◆ **Objective**:
Locate and copy all lines bearing the word "NORK".

* * * * * * * * *

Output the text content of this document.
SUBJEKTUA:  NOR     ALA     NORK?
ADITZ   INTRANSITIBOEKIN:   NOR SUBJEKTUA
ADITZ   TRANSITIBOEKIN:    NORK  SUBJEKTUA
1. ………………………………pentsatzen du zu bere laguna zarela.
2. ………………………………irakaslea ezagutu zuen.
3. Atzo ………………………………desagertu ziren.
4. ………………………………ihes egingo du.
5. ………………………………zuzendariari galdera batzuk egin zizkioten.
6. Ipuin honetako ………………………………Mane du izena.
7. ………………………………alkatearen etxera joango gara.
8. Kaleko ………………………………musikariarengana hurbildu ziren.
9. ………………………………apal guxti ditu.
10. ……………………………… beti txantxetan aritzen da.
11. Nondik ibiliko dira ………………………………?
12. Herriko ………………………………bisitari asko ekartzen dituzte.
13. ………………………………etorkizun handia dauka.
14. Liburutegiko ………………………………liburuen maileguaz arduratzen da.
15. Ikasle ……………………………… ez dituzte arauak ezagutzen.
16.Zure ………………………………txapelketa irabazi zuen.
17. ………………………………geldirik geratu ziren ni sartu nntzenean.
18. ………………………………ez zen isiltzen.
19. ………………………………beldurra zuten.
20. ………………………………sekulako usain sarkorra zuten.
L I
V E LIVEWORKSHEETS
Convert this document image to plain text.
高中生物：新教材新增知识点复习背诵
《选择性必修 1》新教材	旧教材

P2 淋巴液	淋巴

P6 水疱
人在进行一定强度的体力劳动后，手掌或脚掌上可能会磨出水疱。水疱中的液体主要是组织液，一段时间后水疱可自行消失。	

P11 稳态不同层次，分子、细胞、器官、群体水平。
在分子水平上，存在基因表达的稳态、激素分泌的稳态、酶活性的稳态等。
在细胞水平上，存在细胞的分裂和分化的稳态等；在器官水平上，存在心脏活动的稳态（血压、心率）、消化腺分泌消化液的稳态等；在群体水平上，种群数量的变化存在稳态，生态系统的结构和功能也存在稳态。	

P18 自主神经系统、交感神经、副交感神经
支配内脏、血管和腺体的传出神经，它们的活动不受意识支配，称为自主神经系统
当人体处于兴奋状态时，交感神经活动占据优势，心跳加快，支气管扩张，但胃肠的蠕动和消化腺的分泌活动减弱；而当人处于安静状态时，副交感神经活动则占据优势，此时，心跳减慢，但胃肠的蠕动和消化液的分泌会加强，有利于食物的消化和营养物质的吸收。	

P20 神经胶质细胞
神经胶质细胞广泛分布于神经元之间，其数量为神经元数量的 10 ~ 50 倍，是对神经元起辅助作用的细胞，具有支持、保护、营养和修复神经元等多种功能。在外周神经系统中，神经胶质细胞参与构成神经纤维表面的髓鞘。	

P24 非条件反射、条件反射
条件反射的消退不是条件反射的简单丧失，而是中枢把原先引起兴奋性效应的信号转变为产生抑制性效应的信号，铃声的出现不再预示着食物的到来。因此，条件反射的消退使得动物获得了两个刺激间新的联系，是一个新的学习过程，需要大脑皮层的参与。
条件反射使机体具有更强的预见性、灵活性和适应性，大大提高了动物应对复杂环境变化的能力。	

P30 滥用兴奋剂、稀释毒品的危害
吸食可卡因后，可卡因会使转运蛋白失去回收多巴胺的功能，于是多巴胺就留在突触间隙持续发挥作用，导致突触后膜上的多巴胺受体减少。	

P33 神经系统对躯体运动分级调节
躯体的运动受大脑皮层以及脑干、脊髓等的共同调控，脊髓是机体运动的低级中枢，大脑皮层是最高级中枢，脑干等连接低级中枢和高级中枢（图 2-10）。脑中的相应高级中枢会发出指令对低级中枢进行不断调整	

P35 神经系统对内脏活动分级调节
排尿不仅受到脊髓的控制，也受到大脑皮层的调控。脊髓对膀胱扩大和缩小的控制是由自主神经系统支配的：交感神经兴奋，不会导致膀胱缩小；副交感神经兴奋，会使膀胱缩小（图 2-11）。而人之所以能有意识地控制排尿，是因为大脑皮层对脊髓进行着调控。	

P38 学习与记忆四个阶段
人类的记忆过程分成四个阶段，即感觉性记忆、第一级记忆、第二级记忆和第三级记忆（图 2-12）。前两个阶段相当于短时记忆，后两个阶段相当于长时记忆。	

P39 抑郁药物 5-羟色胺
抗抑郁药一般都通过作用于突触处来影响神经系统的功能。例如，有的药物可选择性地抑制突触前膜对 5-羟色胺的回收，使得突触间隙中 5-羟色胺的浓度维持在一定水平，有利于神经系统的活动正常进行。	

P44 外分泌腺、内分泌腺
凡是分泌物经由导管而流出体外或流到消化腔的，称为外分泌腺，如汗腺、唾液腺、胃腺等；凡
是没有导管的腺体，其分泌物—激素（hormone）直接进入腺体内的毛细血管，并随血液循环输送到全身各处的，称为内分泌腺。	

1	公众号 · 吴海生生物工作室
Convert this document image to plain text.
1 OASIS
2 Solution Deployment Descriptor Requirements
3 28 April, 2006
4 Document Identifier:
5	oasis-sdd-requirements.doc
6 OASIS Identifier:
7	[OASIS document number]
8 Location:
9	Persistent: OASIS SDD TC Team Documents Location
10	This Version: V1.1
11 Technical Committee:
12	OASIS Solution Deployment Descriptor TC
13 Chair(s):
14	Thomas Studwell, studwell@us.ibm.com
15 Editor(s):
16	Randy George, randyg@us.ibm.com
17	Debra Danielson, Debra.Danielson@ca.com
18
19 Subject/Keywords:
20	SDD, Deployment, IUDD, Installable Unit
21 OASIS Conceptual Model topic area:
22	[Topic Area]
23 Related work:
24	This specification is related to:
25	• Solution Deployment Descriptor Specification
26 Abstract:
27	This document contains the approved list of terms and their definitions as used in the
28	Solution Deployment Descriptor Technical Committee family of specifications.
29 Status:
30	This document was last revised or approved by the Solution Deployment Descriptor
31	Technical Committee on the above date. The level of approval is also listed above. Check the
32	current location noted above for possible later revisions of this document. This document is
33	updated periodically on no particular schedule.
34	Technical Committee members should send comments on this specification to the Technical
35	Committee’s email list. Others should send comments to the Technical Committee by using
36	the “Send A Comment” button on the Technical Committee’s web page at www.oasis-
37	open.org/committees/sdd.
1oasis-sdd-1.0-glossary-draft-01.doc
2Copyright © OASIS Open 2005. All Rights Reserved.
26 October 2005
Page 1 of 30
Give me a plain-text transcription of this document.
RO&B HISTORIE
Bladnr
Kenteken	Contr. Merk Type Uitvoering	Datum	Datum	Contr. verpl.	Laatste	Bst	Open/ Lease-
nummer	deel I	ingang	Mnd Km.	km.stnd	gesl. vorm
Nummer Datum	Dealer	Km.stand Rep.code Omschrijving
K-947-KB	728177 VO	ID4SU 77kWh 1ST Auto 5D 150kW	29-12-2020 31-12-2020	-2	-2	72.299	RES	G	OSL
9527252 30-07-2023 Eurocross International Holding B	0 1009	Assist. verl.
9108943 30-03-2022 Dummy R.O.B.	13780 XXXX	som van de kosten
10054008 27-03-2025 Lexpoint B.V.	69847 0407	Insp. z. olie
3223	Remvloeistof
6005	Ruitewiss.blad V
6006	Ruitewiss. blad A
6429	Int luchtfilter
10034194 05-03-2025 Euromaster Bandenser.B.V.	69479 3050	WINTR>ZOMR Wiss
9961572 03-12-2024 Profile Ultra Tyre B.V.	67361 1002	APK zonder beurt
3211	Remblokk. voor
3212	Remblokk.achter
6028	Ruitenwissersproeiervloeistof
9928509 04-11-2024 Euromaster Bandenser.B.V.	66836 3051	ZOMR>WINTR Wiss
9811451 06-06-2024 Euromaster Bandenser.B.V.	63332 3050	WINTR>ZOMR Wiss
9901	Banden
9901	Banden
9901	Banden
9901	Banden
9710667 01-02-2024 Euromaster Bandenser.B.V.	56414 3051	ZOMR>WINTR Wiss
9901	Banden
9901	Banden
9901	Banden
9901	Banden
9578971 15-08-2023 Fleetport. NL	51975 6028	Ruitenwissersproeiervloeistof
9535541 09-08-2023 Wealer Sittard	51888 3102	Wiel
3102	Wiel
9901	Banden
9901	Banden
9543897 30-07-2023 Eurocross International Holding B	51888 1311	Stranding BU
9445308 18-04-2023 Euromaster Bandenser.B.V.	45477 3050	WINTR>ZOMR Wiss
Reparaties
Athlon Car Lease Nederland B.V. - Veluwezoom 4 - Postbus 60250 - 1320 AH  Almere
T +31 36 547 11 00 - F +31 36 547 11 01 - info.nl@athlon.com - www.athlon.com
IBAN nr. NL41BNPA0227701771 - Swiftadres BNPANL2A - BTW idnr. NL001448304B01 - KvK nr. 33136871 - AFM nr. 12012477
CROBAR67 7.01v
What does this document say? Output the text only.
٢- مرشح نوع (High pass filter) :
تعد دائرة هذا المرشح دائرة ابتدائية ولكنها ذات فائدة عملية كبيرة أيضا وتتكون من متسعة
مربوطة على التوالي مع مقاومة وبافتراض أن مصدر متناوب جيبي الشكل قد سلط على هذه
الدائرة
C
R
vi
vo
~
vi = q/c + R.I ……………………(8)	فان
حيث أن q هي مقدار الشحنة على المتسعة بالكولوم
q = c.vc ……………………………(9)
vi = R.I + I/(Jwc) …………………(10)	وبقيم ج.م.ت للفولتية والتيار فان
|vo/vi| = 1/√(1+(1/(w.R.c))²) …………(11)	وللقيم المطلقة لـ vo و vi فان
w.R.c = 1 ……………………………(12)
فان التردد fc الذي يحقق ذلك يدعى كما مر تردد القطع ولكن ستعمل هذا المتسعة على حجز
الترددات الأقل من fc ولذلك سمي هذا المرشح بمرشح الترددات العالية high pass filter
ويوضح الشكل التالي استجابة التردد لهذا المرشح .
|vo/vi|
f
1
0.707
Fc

* * * * * * * * *

◆ **Answer to this task**:
SUBJEKTUA:  NOR     ALA     NORK?
ADITZ   TRANSITIBOEKIN:    NORK  SUBJEKTUA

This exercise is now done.